━━━ Provided data

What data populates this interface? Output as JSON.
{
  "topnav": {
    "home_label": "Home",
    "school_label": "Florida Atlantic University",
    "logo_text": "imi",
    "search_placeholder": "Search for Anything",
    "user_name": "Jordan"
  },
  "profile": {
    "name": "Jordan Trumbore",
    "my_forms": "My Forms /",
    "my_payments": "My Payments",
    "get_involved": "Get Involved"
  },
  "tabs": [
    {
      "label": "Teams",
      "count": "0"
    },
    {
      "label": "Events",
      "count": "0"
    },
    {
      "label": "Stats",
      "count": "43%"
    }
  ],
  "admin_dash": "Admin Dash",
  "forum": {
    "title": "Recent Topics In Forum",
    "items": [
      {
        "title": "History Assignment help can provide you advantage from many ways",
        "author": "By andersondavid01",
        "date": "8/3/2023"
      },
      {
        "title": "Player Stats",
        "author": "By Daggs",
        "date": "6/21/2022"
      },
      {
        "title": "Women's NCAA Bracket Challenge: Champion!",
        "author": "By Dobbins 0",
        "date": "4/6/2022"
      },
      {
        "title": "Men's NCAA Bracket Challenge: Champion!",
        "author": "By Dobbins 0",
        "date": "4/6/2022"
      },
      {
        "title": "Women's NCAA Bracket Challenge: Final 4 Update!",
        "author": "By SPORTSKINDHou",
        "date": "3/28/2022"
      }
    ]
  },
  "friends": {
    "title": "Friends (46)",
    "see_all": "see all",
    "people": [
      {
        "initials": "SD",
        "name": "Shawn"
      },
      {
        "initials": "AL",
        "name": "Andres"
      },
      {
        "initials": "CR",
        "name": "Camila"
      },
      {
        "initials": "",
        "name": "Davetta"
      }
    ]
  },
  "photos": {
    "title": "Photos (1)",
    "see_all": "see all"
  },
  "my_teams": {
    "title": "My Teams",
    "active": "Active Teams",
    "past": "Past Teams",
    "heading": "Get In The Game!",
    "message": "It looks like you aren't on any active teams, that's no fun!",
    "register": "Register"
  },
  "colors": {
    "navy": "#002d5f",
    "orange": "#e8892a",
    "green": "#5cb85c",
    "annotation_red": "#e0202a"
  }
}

━━━━━━

● Aim:
Please repeat the listing above in full and exactly.

● Answer to the problem:
What data populates this interface? Output as JSON.
{
  "topnav": {
    "home_label": "Home",
    "school_label": "Florida Atlantic University",
    "logo_text": "imi",
    "search_placeholder": "Search for Anything",
    "user_name": "Jordan"
  },
  "profile": {
    "name": "Jordan Trumbore",
    "my_forms": "My Forms /",
    "my_payments": "My Payments",
    "get_involved": "Get Involved"
  },
  "tabs": [
    {
      "label": "Teams",
      "count": "0"
    },
    {
      "label": "Events",
      "count": "0"
    },
    {
      "label": "Stats",
      "count": "43%"
    }
  ],
  "admin_dash": "Admin Dash",
  "forum": {
    "title": "Recent Topics In Forum",
    "items": [
      {
        "title": "History Assignment help can provide you advantage from many ways",
        "author": "By andersondavid01",
        "date": "8/3/2023"
      },
      {
        "title": "Player Stats",
        "author": "By Daggs",
        "date": "6/21/2022"
      },
      {
        "title": "Women's NCAA Bracket Challenge: Champion!",
        "author": "By Dobbins 0",
        "date": "4/6/2022"
      },
      {
        "title": "Men's NCAA Bracket Challenge: Champion!",
        "author": "By Dobbins 0",
        "date": "4/6/2022"
      },
      {
        "title": "Women's NCAA Bracket Challenge: Final 4 Update!",
        "author": "By SPORTSKINDHou",
        "date": "3/28/2022"
      }
    ]
  },
  "friends": {
    "title": "Friends (46)",
    "see_all": "see all",
    "people": [
      {
        "initials": "SD",
        "name": "Shawn"
      },
      {
        "initials": "AL",
        "name": "Andres"
      },
      {
        "initials": "CR",
        "name": "Camila"
      },
      {
        "initials": "",
        "name": "Davetta"
      }
    ]
  },
  "photos": {
    "title": "Photos (1)",
    "see_all": "see all"
  },
  "my_teams": {
    "title": "My Teams",
    "active": "Active Teams",
    "past": "Past Teams",
    "heading": "Get In The Game!",
    "message": "It looks like you aren't on any active teams, that's no fun!",
    "register": "Register"
  },
  "colors": {
    "navy": "#002d5f",
    "orange": "#e8892a",
    "green": "#5cb85c",
    "annotation_red": "#e0202a"
  }
}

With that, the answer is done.